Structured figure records

— Begin —

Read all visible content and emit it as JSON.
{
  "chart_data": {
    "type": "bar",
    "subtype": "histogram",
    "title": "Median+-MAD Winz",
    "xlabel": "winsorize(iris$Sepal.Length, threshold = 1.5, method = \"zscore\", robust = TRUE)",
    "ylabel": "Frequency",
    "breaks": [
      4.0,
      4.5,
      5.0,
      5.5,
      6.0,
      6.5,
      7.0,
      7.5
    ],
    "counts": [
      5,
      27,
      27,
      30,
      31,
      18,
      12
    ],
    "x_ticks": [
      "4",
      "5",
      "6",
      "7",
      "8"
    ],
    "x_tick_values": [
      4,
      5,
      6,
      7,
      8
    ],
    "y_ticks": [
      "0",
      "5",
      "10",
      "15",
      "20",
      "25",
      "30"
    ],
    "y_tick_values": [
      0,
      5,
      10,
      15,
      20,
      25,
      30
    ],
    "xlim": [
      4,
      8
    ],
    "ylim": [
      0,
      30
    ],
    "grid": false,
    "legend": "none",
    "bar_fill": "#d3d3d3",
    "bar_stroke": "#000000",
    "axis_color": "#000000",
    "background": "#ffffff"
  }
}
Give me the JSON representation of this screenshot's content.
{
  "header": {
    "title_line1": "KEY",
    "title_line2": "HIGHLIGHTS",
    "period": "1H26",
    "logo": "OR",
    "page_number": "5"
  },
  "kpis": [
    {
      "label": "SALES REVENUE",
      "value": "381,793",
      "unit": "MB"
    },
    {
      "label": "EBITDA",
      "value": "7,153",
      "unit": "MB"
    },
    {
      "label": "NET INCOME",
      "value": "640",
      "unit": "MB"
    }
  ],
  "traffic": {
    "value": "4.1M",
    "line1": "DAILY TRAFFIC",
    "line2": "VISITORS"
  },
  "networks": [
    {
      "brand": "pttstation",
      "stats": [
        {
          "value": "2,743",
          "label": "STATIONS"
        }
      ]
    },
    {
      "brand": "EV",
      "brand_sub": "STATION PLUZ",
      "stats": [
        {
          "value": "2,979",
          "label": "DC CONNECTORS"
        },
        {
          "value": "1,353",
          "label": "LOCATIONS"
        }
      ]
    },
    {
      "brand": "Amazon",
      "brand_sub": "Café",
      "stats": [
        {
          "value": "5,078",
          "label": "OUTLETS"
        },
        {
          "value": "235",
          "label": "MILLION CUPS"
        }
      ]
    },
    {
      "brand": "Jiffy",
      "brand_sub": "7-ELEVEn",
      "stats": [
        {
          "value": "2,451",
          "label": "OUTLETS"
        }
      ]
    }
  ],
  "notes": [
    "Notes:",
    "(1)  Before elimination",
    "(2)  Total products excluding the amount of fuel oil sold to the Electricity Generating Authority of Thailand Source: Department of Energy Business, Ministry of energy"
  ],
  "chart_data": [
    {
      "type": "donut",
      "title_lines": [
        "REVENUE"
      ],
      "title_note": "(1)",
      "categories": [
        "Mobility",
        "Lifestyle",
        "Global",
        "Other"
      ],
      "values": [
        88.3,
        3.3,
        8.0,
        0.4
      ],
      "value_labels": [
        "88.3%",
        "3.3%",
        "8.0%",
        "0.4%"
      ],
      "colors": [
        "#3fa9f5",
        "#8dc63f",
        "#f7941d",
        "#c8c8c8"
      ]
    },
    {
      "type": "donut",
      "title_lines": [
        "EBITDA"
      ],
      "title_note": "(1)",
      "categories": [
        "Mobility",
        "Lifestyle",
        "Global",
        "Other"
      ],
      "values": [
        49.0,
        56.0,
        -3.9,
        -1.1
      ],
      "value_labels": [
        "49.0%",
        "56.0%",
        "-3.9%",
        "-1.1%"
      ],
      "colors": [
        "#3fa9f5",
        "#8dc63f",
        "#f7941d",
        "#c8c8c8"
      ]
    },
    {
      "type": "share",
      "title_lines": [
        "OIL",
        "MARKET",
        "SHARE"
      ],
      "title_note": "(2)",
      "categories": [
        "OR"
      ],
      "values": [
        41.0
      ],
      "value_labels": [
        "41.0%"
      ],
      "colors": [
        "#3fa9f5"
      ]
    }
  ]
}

— End —

SET TASK: Spot every line that holds "JSON" and copy it.

RESULT FOR THIS TASK:
Read all visible content and emit it as JSON.
Give me the JSON representation of this screenshot's content.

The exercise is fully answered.